- Entries from a dataset -
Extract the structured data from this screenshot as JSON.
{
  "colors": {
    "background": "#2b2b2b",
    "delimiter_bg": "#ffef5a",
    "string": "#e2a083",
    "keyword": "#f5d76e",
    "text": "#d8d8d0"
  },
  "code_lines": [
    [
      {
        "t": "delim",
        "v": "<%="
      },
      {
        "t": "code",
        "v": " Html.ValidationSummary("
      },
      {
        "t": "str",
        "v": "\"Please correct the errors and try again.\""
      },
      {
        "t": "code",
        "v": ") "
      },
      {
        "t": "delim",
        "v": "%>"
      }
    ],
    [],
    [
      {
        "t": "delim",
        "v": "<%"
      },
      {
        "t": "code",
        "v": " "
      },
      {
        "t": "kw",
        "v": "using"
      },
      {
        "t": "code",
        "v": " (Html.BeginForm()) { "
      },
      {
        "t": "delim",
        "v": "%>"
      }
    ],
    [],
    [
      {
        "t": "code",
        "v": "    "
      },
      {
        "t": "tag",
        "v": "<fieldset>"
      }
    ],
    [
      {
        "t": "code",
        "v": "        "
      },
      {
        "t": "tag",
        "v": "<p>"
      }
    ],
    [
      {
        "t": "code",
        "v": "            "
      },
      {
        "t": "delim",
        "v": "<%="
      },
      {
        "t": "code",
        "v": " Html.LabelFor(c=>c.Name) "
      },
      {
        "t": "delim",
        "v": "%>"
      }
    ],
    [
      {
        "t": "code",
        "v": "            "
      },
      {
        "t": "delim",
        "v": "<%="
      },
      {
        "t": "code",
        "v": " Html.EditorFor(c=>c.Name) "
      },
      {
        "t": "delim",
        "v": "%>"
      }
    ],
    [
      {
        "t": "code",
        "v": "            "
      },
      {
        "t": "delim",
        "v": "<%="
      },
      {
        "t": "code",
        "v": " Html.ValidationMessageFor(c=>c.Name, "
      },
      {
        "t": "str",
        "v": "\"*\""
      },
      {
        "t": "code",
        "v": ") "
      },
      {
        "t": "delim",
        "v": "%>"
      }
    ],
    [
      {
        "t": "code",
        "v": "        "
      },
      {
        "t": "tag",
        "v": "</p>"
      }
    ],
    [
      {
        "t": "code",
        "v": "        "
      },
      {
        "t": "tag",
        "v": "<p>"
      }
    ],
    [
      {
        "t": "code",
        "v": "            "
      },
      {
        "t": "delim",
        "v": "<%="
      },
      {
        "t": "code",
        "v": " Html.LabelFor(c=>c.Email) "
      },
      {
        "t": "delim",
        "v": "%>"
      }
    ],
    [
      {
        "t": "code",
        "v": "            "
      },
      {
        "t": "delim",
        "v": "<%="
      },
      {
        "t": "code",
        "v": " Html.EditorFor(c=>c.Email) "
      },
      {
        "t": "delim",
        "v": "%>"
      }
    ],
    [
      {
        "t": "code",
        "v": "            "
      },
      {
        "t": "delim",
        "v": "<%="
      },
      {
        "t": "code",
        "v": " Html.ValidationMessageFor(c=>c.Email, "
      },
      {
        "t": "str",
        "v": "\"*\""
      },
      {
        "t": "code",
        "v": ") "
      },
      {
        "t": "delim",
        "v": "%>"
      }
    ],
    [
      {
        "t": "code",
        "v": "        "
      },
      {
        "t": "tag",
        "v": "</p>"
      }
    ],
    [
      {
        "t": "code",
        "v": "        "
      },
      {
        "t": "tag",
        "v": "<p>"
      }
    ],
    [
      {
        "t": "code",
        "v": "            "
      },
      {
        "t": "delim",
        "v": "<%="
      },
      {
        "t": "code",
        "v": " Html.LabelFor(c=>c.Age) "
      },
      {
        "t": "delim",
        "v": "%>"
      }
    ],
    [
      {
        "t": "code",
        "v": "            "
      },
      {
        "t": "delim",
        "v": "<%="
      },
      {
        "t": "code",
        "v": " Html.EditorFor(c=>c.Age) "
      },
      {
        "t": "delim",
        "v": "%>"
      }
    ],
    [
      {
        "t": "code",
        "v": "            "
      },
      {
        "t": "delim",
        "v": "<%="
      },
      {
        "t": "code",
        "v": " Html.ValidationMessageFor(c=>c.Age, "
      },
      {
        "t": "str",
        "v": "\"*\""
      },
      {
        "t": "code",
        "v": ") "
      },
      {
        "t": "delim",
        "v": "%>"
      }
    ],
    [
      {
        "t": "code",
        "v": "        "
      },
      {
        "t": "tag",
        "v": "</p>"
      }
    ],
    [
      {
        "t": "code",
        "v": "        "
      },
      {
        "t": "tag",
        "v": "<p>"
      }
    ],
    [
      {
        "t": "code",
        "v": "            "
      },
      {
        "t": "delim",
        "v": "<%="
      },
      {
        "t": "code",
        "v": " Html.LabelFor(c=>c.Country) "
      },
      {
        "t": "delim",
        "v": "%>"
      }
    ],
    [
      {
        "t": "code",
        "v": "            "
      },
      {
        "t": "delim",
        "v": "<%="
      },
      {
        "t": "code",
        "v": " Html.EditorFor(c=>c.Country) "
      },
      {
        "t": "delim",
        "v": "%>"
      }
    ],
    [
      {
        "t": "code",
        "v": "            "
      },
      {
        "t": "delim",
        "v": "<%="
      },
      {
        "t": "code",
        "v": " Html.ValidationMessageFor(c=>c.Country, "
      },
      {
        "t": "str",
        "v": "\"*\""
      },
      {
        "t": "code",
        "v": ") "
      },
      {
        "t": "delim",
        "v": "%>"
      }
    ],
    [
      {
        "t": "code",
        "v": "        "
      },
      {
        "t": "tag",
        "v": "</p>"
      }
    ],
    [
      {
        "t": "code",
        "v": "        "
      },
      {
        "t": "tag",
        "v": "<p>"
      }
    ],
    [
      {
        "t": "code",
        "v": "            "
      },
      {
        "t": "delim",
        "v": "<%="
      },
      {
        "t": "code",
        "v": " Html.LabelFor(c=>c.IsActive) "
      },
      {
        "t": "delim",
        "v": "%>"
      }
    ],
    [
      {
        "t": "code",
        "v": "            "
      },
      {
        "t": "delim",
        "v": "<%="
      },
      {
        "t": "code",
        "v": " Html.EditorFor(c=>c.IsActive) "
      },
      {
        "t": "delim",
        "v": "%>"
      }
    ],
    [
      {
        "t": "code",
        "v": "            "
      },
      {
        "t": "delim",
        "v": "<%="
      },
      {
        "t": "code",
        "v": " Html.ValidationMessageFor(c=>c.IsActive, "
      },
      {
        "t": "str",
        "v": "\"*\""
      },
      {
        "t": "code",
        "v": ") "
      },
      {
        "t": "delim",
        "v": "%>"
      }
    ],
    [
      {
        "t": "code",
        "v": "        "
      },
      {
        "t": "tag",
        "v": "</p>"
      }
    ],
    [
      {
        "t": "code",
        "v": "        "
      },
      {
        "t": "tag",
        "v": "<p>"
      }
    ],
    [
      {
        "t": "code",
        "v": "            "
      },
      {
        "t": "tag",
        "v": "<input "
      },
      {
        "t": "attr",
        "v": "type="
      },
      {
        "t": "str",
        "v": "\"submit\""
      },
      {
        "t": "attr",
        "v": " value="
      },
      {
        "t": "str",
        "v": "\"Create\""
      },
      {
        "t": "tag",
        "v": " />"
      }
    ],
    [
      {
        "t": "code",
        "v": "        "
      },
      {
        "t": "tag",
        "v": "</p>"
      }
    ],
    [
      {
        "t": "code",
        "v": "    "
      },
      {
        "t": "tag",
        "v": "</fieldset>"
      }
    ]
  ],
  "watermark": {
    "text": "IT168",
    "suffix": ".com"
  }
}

- Request -
Scan the material above for the string "Name" and return the lines that hold it.

- Written answer -
        "v": " Html.LabelFor(c=>c.Name) "
        "v": " Html.EditorFor(c=>c.Name) "
        "v": " Html.ValidationMessageFor(c=>c.Name, "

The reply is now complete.